**INSTRUCTIONS FOR THE TASK**
Each line containing the word "quand" should be found and copied.

**RAW DATA**
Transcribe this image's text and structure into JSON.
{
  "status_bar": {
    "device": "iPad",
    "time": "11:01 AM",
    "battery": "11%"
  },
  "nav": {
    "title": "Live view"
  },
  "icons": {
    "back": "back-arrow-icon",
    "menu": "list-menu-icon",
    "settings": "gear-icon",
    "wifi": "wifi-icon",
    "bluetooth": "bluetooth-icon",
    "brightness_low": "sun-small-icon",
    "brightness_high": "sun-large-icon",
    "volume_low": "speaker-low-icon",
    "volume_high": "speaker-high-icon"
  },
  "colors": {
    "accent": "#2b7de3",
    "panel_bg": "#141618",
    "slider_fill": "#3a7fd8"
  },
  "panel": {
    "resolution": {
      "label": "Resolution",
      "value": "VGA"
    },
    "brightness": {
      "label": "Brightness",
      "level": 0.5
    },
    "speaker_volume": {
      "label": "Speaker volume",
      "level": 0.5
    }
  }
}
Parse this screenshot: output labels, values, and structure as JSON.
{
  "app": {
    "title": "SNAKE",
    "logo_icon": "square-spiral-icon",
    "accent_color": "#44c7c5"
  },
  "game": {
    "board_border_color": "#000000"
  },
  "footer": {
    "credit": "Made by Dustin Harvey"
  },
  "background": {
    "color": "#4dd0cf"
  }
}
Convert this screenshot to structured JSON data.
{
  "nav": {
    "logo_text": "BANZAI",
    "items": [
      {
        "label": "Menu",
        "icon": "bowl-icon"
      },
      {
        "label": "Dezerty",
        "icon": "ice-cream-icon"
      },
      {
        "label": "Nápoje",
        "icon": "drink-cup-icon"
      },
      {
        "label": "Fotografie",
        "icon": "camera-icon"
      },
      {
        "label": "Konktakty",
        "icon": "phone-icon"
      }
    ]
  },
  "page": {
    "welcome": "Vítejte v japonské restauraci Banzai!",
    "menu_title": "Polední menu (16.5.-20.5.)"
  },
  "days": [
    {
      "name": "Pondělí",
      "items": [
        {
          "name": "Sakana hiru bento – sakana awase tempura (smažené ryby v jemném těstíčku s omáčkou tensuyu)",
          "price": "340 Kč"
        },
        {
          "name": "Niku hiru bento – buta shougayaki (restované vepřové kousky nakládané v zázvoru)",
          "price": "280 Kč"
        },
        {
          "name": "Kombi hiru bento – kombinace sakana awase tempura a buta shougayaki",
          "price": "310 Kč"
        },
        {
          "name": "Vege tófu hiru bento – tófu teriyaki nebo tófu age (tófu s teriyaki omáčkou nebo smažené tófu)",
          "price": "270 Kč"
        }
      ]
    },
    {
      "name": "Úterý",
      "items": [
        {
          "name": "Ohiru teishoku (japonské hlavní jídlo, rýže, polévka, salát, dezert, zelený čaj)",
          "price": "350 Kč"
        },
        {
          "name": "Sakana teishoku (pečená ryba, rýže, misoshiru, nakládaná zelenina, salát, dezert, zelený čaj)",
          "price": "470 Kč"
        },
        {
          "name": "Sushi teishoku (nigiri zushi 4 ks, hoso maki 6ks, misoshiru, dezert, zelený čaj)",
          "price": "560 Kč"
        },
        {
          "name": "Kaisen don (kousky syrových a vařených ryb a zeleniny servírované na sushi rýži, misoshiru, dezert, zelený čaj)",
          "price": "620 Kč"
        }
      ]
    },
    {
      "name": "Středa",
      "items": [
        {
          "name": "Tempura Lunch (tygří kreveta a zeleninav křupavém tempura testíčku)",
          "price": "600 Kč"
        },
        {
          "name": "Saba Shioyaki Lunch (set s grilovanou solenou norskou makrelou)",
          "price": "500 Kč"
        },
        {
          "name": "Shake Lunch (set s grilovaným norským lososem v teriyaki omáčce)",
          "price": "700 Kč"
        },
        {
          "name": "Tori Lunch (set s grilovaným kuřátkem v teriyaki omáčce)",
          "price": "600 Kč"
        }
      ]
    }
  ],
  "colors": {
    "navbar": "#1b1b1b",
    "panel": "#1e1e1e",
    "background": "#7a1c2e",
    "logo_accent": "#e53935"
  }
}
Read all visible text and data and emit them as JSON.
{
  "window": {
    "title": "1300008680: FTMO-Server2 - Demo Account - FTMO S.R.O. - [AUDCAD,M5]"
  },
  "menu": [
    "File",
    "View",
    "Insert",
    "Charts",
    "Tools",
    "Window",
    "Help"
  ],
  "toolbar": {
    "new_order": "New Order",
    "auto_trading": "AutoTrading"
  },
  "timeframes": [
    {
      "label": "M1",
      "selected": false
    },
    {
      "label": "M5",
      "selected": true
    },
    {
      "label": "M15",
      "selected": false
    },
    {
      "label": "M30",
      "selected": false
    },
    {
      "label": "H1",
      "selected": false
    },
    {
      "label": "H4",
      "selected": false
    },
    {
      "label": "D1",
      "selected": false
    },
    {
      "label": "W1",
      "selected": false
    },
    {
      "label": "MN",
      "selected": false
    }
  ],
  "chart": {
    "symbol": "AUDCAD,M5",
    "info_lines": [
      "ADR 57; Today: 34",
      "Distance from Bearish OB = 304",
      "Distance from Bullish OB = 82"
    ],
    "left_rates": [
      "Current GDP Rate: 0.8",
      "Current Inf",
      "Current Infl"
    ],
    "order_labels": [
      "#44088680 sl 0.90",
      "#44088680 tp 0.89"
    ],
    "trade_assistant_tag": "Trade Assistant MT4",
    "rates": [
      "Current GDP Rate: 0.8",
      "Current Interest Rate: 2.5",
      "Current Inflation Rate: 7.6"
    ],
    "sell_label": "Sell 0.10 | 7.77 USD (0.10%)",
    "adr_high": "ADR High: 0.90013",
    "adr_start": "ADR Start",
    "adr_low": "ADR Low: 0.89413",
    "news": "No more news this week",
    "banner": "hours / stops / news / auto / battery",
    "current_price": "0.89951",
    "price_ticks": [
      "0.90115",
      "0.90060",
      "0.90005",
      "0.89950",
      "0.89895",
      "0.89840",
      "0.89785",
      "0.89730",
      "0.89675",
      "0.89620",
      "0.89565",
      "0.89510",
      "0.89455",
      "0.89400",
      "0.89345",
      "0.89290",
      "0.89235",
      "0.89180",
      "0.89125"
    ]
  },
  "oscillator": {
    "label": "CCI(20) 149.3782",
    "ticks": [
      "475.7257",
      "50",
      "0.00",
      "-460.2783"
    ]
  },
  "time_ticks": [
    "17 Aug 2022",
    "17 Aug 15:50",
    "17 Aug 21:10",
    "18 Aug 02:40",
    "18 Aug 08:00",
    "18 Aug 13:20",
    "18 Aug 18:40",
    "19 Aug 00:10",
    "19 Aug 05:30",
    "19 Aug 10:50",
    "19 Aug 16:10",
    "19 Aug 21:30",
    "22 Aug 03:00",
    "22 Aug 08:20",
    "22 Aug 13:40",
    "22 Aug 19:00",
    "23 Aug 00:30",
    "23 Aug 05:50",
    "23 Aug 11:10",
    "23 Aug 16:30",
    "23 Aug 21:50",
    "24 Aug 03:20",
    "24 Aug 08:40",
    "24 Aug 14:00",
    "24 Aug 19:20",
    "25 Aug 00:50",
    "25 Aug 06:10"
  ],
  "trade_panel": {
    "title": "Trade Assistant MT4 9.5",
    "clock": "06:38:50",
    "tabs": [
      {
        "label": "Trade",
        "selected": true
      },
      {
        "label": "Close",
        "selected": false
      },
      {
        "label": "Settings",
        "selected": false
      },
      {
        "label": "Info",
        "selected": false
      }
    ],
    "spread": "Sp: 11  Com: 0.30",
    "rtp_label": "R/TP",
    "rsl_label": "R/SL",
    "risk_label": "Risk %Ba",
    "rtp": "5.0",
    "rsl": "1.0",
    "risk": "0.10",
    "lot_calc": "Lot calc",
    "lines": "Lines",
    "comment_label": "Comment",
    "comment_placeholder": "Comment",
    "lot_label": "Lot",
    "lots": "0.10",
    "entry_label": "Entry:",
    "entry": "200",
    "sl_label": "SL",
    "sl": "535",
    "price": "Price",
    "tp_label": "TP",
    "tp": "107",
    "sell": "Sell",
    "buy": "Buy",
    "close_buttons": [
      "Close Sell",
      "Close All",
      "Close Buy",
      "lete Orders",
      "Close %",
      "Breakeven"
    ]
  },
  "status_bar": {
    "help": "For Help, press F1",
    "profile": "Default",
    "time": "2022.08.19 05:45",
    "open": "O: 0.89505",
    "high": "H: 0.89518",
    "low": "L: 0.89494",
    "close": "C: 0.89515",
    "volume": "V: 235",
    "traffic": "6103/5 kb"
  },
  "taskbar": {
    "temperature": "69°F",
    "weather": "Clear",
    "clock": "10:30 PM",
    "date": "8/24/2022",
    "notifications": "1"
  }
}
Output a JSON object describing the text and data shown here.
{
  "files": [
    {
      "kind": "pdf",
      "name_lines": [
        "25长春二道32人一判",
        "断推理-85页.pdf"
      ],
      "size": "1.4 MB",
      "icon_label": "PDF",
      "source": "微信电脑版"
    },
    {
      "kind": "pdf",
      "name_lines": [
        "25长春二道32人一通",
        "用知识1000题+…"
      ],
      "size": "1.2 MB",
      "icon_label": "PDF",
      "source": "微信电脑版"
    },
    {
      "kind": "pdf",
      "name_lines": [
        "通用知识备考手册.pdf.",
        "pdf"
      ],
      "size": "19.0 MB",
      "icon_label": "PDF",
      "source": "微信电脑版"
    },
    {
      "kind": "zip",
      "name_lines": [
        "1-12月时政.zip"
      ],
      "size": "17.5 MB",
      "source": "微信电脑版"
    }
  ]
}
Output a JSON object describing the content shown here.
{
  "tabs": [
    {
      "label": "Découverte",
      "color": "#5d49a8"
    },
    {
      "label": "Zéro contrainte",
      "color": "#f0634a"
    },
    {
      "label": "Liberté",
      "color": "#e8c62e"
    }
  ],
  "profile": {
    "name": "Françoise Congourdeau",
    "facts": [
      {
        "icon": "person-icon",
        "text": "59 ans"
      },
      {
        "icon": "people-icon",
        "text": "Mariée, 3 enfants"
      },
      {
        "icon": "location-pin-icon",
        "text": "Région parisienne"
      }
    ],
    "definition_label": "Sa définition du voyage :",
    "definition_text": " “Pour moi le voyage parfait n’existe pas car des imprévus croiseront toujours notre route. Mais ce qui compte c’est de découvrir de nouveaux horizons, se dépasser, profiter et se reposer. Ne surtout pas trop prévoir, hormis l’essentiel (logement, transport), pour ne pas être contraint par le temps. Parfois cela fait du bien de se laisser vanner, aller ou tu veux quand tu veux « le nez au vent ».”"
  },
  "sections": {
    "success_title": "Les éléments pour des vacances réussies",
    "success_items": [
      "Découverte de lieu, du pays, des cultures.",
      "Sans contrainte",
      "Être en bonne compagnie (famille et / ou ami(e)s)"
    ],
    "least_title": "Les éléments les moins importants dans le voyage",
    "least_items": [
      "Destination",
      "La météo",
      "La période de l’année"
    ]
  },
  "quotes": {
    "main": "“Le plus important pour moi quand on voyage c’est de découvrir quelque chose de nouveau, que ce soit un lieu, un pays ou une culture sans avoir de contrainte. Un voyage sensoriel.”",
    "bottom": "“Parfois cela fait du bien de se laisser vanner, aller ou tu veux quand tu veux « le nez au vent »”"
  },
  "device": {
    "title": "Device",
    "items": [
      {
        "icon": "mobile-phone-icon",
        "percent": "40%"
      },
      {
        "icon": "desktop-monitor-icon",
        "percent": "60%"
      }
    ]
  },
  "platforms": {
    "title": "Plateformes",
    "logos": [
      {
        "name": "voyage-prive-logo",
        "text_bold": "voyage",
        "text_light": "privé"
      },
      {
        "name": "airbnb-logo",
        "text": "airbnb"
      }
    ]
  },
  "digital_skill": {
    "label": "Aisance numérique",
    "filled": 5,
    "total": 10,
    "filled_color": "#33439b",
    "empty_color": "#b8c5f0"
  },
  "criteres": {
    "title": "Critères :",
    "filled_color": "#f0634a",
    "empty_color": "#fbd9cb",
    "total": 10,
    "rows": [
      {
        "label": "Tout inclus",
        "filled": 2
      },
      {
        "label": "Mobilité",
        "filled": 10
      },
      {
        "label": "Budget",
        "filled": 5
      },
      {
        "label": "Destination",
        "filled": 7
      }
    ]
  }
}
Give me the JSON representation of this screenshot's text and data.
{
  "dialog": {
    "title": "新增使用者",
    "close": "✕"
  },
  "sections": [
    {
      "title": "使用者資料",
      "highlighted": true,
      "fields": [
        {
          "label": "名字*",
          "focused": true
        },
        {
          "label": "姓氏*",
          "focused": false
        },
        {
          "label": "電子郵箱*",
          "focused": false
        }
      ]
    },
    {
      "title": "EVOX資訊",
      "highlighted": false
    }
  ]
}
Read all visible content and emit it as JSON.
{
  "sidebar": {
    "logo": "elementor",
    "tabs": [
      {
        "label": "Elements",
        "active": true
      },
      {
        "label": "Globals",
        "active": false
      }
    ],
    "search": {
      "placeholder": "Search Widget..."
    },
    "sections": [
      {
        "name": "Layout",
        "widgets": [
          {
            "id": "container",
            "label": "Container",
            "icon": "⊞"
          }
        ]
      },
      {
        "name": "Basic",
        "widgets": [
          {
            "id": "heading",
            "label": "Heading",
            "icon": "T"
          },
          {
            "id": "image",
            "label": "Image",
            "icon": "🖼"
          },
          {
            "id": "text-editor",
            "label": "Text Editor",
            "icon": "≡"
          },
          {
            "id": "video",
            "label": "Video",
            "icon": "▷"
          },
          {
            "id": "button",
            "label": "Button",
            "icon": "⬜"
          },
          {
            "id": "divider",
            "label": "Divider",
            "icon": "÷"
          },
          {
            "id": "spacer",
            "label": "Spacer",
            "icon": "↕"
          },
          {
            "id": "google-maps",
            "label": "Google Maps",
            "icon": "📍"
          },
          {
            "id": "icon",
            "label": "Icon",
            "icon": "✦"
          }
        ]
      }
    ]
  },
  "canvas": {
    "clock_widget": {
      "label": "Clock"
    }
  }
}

**FINISHED EXERCISE**
    "definition_text": " “Pour moi le voyage parfait n’existe pas car des imprévus croiseront toujours notre route. Mais ce qui compte c’est de découvrir de nouveaux horizons, se dépasser, profiter et se reposer. Ne surtout pas trop prévoir, hormis l’essentiel (logement, transport), pour ne pas être contraint par le temps. Parfois cela fait du bien de se laisser vanner, aller ou tu veux quand tu veux « le nez au vent ».”"
    "main": "“Le plus important pour moi quand on voyage c’est de découvrir quelque chose de nouveau, que ce soit un lieu, un pays ou une culture sans avoir de contrainte. Un voyage sensoriel.”",
    "bottom": "“Parfois cela fait du bien de se laisser vanner, aller ou tu veux quand tu veux « le nez au vent »”"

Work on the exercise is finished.